**YOUR GOAL**: Find and copy each line of the records where the string "this" shows up.

# # # # # # #

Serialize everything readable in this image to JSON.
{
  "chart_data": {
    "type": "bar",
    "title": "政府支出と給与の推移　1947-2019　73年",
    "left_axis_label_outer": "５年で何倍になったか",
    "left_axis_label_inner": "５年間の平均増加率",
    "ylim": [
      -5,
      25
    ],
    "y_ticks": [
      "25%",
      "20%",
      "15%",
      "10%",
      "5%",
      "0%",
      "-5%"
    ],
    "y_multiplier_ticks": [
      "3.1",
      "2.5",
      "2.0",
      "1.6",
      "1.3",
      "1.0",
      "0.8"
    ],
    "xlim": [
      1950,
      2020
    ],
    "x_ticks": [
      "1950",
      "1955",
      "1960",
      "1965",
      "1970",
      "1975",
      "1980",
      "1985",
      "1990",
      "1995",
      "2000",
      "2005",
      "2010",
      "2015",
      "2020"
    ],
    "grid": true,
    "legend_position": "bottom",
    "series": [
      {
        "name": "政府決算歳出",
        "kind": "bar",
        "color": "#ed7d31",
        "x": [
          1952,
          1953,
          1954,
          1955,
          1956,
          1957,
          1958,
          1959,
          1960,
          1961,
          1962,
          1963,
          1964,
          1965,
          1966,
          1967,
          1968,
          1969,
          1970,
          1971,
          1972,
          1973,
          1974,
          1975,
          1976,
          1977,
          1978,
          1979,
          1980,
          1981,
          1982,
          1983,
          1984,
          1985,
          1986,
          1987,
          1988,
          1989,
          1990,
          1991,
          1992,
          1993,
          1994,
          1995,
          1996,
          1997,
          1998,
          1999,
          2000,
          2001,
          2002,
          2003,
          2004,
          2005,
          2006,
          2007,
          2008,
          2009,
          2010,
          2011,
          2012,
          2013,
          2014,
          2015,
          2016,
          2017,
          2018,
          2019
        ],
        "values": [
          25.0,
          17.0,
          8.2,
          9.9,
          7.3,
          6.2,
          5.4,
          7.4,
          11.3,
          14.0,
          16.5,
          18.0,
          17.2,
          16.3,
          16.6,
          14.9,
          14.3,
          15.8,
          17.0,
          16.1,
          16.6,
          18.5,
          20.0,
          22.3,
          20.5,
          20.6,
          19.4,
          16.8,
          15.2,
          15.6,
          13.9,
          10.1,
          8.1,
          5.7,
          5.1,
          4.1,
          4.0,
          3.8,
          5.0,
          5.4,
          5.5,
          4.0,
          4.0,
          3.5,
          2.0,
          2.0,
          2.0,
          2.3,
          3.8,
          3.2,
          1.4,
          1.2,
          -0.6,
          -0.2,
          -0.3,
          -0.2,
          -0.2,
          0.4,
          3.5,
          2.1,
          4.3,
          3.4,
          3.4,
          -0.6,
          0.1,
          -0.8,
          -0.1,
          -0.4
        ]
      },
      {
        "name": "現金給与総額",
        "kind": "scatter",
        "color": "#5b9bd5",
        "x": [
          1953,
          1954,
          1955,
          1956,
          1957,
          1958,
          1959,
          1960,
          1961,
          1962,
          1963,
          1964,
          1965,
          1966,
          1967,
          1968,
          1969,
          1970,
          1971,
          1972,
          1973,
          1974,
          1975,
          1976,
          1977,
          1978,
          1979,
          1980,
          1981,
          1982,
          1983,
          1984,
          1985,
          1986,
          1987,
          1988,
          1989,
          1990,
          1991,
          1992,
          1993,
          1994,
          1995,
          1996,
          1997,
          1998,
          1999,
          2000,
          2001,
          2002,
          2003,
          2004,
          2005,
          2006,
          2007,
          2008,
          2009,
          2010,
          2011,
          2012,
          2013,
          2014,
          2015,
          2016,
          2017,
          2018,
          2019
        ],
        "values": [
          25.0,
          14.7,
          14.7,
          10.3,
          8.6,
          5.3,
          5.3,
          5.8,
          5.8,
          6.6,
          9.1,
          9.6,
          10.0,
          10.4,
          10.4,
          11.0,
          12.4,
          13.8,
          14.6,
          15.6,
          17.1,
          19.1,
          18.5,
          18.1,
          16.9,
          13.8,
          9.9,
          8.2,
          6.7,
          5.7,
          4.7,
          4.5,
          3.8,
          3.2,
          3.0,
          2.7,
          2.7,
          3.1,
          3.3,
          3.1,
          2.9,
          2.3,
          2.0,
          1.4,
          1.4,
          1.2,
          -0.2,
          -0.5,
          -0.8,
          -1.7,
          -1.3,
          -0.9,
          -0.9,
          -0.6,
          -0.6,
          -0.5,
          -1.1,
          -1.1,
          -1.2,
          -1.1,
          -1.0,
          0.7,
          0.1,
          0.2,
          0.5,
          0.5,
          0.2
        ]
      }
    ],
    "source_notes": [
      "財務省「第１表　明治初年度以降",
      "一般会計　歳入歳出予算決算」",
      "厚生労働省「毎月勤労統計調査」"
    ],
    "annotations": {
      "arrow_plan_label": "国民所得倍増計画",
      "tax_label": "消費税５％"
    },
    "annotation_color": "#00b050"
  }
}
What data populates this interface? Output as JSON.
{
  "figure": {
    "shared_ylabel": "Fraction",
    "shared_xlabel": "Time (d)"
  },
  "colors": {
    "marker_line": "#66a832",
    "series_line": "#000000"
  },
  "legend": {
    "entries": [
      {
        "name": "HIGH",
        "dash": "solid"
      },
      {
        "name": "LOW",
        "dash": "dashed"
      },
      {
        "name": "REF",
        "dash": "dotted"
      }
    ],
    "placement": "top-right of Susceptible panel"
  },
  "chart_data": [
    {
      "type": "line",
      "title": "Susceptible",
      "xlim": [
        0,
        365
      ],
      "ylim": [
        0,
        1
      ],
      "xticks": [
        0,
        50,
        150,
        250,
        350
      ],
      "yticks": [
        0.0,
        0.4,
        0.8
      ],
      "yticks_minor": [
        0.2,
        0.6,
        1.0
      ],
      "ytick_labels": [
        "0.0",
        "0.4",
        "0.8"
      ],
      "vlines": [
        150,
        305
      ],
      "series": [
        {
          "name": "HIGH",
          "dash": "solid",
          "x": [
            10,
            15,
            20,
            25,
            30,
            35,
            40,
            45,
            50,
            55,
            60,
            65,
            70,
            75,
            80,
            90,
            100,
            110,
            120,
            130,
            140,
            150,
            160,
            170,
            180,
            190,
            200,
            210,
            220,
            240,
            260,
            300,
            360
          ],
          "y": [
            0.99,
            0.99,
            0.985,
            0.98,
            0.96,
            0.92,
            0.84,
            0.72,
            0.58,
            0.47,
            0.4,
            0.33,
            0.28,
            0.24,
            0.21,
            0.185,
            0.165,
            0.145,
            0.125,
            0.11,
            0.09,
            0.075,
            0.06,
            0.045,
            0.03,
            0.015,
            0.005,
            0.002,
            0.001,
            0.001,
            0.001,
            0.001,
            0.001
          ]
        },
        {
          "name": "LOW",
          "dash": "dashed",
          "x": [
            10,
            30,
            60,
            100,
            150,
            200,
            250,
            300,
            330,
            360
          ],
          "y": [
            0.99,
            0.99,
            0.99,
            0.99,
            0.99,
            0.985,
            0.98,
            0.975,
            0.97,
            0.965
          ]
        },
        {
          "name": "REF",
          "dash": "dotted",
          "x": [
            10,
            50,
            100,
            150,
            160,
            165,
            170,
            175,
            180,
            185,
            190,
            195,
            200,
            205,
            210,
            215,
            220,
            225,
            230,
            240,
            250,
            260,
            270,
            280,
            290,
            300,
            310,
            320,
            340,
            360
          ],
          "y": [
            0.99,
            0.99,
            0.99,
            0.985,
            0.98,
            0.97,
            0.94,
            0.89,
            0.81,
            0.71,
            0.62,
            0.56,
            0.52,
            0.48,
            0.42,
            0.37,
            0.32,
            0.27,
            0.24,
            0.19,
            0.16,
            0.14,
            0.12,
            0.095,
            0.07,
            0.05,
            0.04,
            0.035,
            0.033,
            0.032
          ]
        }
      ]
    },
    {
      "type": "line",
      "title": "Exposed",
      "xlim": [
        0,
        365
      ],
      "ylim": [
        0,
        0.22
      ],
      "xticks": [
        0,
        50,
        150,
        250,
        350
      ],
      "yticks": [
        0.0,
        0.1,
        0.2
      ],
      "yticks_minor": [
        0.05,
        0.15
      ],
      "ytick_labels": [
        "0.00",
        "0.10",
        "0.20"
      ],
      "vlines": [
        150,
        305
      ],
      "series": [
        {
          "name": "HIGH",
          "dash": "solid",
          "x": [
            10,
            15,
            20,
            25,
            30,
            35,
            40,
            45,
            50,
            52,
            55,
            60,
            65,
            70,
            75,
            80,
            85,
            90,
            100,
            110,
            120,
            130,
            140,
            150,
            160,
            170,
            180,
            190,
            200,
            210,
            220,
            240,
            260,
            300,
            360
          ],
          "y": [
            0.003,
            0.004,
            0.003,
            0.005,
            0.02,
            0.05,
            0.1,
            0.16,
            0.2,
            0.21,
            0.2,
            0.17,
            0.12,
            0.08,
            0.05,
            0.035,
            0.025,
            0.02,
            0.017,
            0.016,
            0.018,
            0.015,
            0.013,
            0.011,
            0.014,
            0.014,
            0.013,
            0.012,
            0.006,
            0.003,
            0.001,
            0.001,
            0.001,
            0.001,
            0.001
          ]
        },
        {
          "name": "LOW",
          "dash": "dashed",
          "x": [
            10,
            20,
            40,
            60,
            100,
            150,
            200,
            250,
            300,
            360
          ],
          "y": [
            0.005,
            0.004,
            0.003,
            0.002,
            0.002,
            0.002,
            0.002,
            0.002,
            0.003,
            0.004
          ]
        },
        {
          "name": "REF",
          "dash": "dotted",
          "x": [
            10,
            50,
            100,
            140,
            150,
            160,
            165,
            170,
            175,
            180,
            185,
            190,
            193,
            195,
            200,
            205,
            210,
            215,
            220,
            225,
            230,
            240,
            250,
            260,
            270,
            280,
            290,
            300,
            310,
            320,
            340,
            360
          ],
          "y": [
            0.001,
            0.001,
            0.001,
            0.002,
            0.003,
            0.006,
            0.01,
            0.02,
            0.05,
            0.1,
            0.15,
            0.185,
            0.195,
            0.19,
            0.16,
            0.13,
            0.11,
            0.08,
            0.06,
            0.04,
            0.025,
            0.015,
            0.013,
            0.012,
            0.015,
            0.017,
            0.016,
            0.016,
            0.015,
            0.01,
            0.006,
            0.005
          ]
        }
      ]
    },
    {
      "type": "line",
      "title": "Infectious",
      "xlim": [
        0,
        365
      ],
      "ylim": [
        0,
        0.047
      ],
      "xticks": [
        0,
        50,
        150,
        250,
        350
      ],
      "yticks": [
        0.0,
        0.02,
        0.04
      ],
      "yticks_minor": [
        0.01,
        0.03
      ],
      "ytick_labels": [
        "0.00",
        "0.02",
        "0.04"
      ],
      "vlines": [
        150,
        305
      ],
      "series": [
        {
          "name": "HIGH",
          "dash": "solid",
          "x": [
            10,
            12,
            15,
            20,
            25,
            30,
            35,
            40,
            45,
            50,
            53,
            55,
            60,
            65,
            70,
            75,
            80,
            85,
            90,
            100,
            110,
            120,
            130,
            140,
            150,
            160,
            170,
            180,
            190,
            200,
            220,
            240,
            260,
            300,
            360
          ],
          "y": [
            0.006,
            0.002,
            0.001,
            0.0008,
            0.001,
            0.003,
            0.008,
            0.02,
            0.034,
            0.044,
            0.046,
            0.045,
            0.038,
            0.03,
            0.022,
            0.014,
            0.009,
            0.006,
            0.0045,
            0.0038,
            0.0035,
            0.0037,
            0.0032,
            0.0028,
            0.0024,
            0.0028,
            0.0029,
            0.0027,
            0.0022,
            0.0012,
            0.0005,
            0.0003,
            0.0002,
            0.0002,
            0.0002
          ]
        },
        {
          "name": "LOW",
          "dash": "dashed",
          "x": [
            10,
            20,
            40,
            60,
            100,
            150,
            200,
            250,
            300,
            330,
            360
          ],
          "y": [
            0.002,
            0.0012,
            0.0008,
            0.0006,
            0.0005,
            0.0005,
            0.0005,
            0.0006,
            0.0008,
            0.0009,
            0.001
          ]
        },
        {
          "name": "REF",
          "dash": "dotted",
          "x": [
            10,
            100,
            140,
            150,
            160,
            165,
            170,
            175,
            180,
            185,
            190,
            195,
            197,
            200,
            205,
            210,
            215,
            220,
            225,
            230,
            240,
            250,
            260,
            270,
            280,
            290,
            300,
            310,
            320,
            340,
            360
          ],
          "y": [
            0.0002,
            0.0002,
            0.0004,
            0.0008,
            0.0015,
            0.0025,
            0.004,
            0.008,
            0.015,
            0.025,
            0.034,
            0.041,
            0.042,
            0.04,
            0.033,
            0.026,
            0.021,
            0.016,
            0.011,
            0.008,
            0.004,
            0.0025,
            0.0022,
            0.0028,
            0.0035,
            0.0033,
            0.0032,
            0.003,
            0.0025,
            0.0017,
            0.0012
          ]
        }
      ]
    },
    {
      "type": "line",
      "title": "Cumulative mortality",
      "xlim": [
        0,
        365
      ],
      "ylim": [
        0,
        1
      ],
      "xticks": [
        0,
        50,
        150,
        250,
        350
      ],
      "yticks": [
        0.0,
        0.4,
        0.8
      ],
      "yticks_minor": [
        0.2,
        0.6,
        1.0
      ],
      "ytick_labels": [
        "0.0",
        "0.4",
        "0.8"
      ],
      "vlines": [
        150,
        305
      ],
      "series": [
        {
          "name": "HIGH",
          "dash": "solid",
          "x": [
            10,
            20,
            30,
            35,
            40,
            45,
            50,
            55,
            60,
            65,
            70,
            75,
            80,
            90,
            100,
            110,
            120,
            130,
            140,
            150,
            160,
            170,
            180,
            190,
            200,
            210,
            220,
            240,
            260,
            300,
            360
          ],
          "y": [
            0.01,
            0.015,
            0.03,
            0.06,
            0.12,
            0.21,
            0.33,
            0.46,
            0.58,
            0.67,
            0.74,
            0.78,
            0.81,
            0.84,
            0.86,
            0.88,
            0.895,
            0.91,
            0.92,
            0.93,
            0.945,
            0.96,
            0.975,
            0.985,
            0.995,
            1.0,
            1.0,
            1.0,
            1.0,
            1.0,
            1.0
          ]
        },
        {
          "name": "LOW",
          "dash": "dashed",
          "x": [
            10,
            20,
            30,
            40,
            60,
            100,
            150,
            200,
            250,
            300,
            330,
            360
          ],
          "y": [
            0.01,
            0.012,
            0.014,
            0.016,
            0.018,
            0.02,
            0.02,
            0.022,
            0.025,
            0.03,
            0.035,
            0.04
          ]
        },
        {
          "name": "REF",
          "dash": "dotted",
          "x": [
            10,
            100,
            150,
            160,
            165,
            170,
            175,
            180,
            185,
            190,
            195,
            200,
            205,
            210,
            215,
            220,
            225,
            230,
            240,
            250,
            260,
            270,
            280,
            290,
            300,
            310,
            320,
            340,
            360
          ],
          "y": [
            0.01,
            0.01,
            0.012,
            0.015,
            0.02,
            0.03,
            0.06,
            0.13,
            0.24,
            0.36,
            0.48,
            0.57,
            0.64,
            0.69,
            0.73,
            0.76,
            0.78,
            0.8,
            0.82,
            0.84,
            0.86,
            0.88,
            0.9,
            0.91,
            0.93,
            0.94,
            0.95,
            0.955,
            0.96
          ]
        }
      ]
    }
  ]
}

# # # # # # #

**EXERCISE RESULT**:
Serialize everything readable in this image to JSON.
What data populates this interface? Output as JSON.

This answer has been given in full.